SET EXERCISE | Every line with the string "MAMA" should be gathered.

DATA LISTING |
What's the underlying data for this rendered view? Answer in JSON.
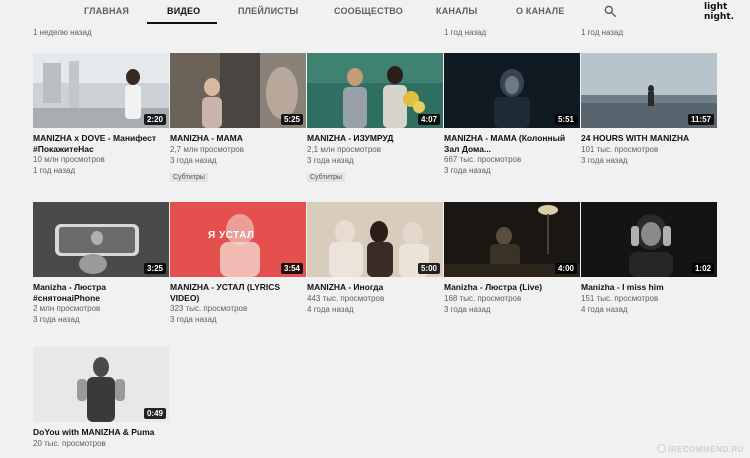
{
  "nav": {
    "tabs": [
      "ГЛАВНАЯ",
      "ВИДЕО",
      "ПЛЕЙЛИСТЫ",
      "СООБЩЕСТВО",
      "КАНАЛЫ",
      "О КАНАЛЕ"
    ],
    "active": "ВИДЕО",
    "search_icon": "search-icon"
  },
  "user": {
    "name": "light night."
  },
  "prev_row_meta": [
    "1 неделю назад",
    "1 год назад",
    "1 год назад"
  ],
  "rows": [
    [
      {
        "title": "MANIZHA x DOVE - Манифест #ПокажитеНас",
        "views": "10 млн просмотров",
        "age": "1 год назад",
        "duration": "2:20",
        "badge": ""
      },
      {
        "title": "MANIZHA - MAMA",
        "views": "2,7 млн просмотров",
        "age": "3 года назад",
        "duration": "5:25",
        "badge": "Субтитры"
      },
      {
        "title": "MANIZHA - ИЗУМРУД",
        "views": "2,1 млн просмотров",
        "age": "3 года назад",
        "duration": "4:07",
        "badge": "Субтитры"
      },
      {
        "title": "MANIZHA - MAMA (Колонный Зал Дома...",
        "views": "667 тыс. просмотров",
        "age": "3 года назад",
        "duration": "5:51",
        "badge": ""
      },
      {
        "title": "24 HOURS WITH MANIZHA",
        "views": "101 тыс. просмотров",
        "age": "3 года назад",
        "duration": "11:57",
        "badge": ""
      }
    ],
    [
      {
        "title": "Manizha - Люстра #снятонаiPhone",
        "views": "2 млн просмотров",
        "age": "3 года назад",
        "duration": "3:25",
        "badge": ""
      },
      {
        "title": "MANIZHA - УСТАЛ (LYRICS VIDEO)",
        "views": "323 тыс. просмотров",
        "age": "3 года назад",
        "duration": "3:54",
        "badge": "",
        "overlay": "Я УСТАЛ"
      },
      {
        "title": "MANIZHA - Иногда",
        "views": "443 тыс. просмотров",
        "age": "4 года назад",
        "duration": "5:00",
        "badge": ""
      },
      {
        "title": "Manizha - Люстра (Live)",
        "views": "168 тыс. просмотров",
        "age": "3 года назад",
        "duration": "4:00",
        "badge": ""
      },
      {
        "title": "Manizha - I miss him",
        "views": "151 тыс. просмотров",
        "age": "4 года назад",
        "duration": "1:02",
        "badge": ""
      }
    ],
    [
      {
        "title": "DoYou with MANIZHA & Puma",
        "views": "20 тыс. просмотров",
        "age": "",
        "duration": "0:49",
        "badge": ""
      }
    ]
  ],
  "watermark": "IRECOMMEND.RU"
}
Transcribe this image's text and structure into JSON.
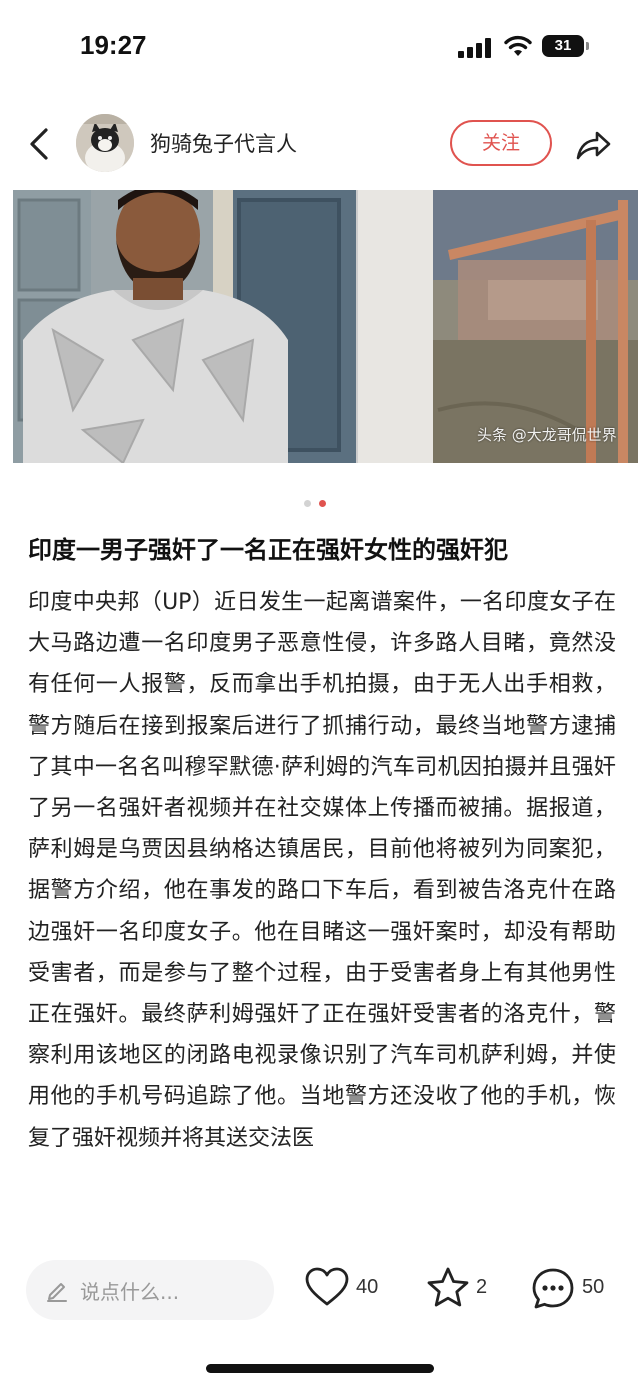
{
  "status_bar": {
    "time": "19:27",
    "battery": "31"
  },
  "header": {
    "author_name": "狗骑兔子代言人",
    "follow_label": "关注",
    "icons": {
      "back": "chevron-left-icon",
      "share": "share-arrow-icon"
    }
  },
  "carousel": {
    "watermark": "头条 @大龙哥侃世界",
    "page_count": 2,
    "active_index": 1,
    "colors": {
      "dot_active": "#e0534f",
      "dot_inactive": "#d3d3d3"
    }
  },
  "article": {
    "title": "印度一男子强奸了一名正在强奸女性的强奸犯",
    "body": "印度中央邦（UP）近日发生一起离谱案件，一名印度女子在大马路边遭一名印度男子恶意性侵，许多路人目睹，竟然没有任何一人报警，反而拿出手机拍摄，由于无人出手相救，警方随后在接到报案后进行了抓捕行动，最终当地警方逮捕了其中一名名叫穆罕默德·萨利姆的汽车司机因拍摄并且强奸了另一名强奸者视频并在社交媒体上传播而被捕。据报道，萨利姆是乌贾因县纳格达镇居民，目前他将被列为同案犯，据警方介绍，他在事发的路口下车后，看到被告洛克什在路边强奸一名印度女子。他在目睹这一强奸案时，却没有帮助受害者，而是参与了整个过程，由于受害者身上有其他男性正在强奸。最终萨利姆强奸了正在强奸受害者的洛克什，警察利用该地区的闭路电视录像识别了汽车司机萨利姆，并使用他的手机号码追踪了他。当地警方还没收了他的手机，恢复了强奸视频并将其送交法医"
  },
  "bottom_bar": {
    "comment_placeholder": "说点什么...",
    "likes": "40",
    "favorites": "2",
    "comments": "50",
    "icons": {
      "pen": "pencil-icon",
      "like": "heart-icon",
      "favorite": "star-icon",
      "comment": "chat-bubble-icon"
    }
  },
  "colors": {
    "accent": "#e0534f",
    "text": "#222222"
  }
}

RESPONSE TO THE TASK |
        "title": "MANIZHA - MAMA",
        "title": "MANIZHA - MAMA (Колонный Зал Дома...",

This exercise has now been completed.